# [DESCRIPTION OF THE TASK]
Reproduce the records below in full and exactly, without their images.

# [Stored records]

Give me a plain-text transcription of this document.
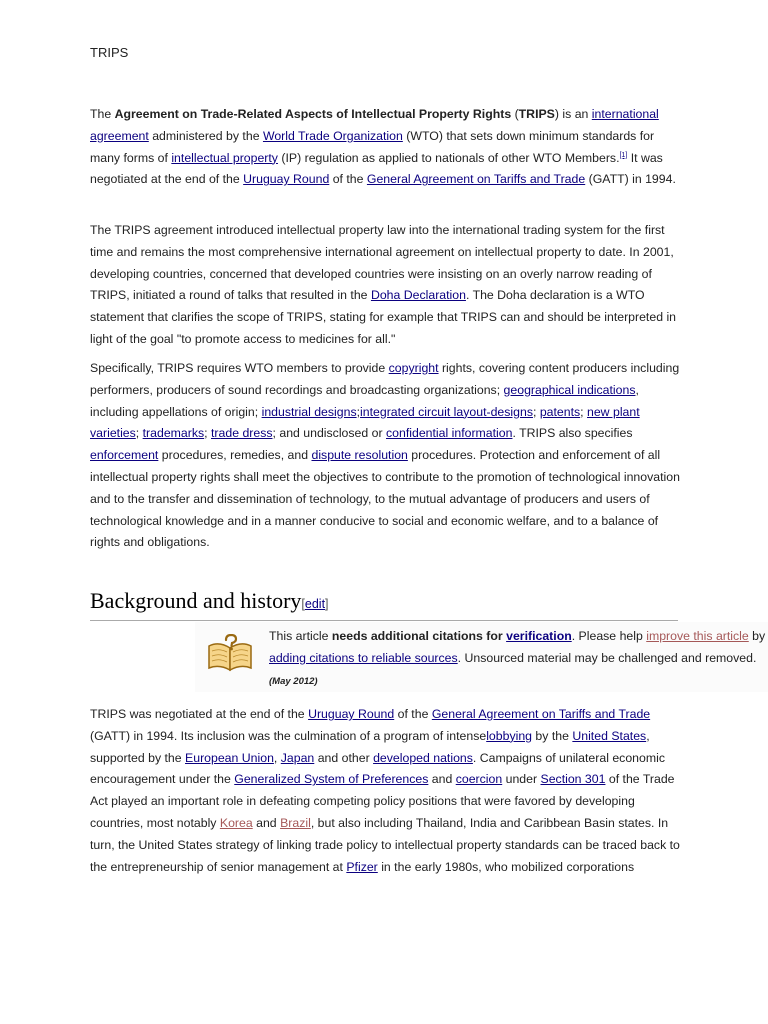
TRIPS
The Agreement on Trade-Related Aspects of Intellectual Property Rights (TRIPS) is an international agreement administered by the World Trade Organization (WTO) that sets down minimum standards for many forms of intellectual property (IP) regulation as applied to nationals of other WTO Members.[1] It was negotiated at the end of the Uruguay Round of the General Agreement on Tariffs and Trade (GATT) in 1994.
The TRIPS agreement introduced intellectual property law into the international trading system for the first time and remains the most comprehensive international agreement on intellectual property to date. In 2001, developing countries, concerned that developed countries were insisting on an overly narrow reading of TRIPS, initiated a round of talks that resulted in the Doha Declaration. The Doha declaration is a WTO statement that clarifies the scope of TRIPS, stating for example that TRIPS can and should be interpreted in light of the goal "to promote access to medicines for all."
Specifically, TRIPS requires WTO members to provide copyright rights, covering content producers including performers, producers of sound recordings and broadcasting organizations; geographical indications, including appellations of origin; industrial designs;integrated circuit layout-designs; patents; new plant varieties; trademarks; trade dress; and undisclosed or confidential information. TRIPS also specifies enforcement procedures, remedies, and dispute resolution procedures. Protection and enforcement of all intellectual property rights shall meet the objectives to contribute to the promotion of technological innovation and to the transfer and dissemination of technology, to the mutual advantage of producers and users of technological knowledge and in a manner conducive to social and economic welfare, and to a balance of rights and obligations.
Background and history[edit]
This article needs additional citations for verification. Please help improve this article by adding citations to reliable sources. Unsourced material may be challenged and removed. (May 2012)
TRIPS was negotiated at the end of the Uruguay Round of the General Agreement on Tariffs and Trade (GATT) in 1994. Its inclusion was the culmination of a program of intenselobbying by the United States, supported by the European Union, Japan and other developed nations. Campaigns of unilateral economic encouragement under the Generalized System of Preferences and coercion under Section 301 of the Trade Act played an important role in defeating competing policy positions that were favored by developing countries, most notably Korea and Brazil, but also including Thailand, India and Caribbean Basin states. In turn, the United States strategy of linking trade policy to intellectual property standards can be traced back to the entrepreneurship of senior management at Pfizer in the early 1980s, who mobilized corporations
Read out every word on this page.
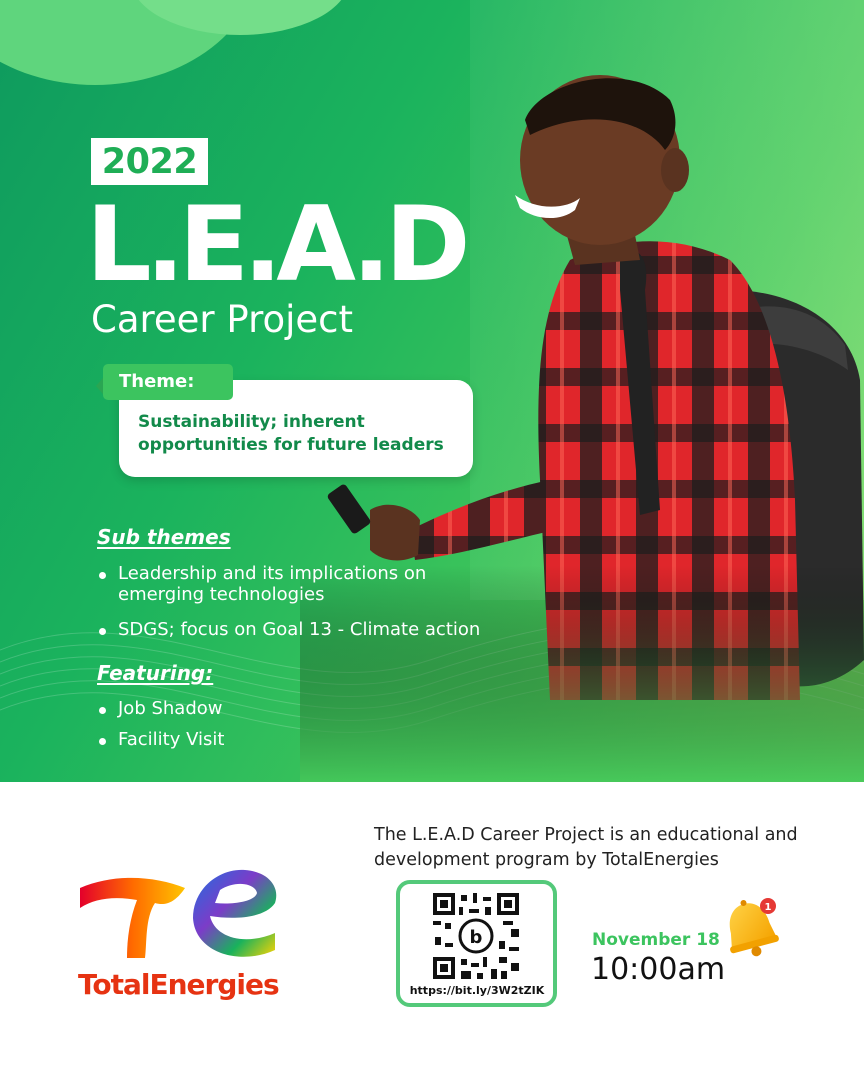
2022
L.E.A.D
Career Project
Sustainability; inherent opportunities for future leaders
Theme:
Sub themes
Leadership and its implications on emerging technologies
SDGS; focus on Goal 13 - Climate action
Featuring:
Job Shadow
Facility Visit
TotalEnergies
The L.E.A.D Career Project is an educational and development program by TotalEnergies
b
https://bit.ly/3W2tZIK
November 18
10:00am
1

# [SOLVED EXERCISE]
Give me a plain-text transcription of this document.
TRIPS
The Agreement on Trade-Related Aspects of Intellectual Property Rights (TRIPS) is an international agreement administered by the World Trade Organization (WTO) that sets down minimum standards for many forms of intellectual property (IP) regulation as applied to nationals of other WTO Members.[1] It was negotiated at the end of the Uruguay Round of the General Agreement on Tariffs and Trade (GATT) in 1994.
The TRIPS agreement introduced intellectual property law into the international trading system for the first time and remains the most comprehensive international agreement on intellectual property to date. In 2001, developing countries, concerned that developed countries were insisting on an overly narrow reading of TRIPS, initiated a round of talks that resulted in the Doha Declaration. The Doha declaration is a WTO statement that clarifies the scope of TRIPS, stating for example that TRIPS can and should be interpreted in light of the goal "to promote access to medicines for all."
Specifically, TRIPS requires WTO members to provide copyright rights, covering content producers including performers, producers of sound recordings and broadcasting organizations; geographical indications, including appellations of origin; industrial designs;integrated circuit layout-designs; patents; new plant varieties; trademarks; trade dress; and undisclosed or confidential information. TRIPS also specifies enforcement procedures, remedies, and dispute resolution procedures. Protection and enforcement of all intellectual property rights shall meet the objectives to contribute to the promotion of technological innovation and to the transfer and dissemination of technology, to the mutual advantage of producers and users of technological knowledge and in a manner conducive to social and economic welfare, and to a balance of rights and obligations.
Background and history[edit]
This article needs additional citations for verification. Please help improve this article by adding citations to reliable sources. Unsourced material may be challenged and removed. (May 2012)
TRIPS was negotiated at the end of the Uruguay Round of the General Agreement on Tariffs and Trade (GATT) in 1994. Its inclusion was the culmination of a program of intenselobbying by the United States, supported by the European Union, Japan and other developed nations. Campaigns of unilateral economic encouragement under the Generalized System of Preferences and coercion under Section 301 of the Trade Act played an important role in defeating competing policy positions that were favored by developing countries, most notably Korea and Brazil, but also including Thailand, India and Caribbean Basin states. In turn, the United States strategy of linking trade policy to intellectual property standards can be traced back to the entrepreneurship of senior management at Pfizer in the early 1980s, who mobilized corporations
Read out every word on this page.
2022
L.E.A.D
Career Project
Sustainability; inherent opportunities for future leaders
Theme:
Sub themes
Leadership and its implications on emerging technologies
SDGS; focus on Goal 13 - Climate action
Featuring:
Job Shadow
Facility Visit
TotalEnergies
The L.E.A.D Career Project is an educational and development program by TotalEnergies
b
https://bit.ly/3W2tZIK
November 18
10:00am
1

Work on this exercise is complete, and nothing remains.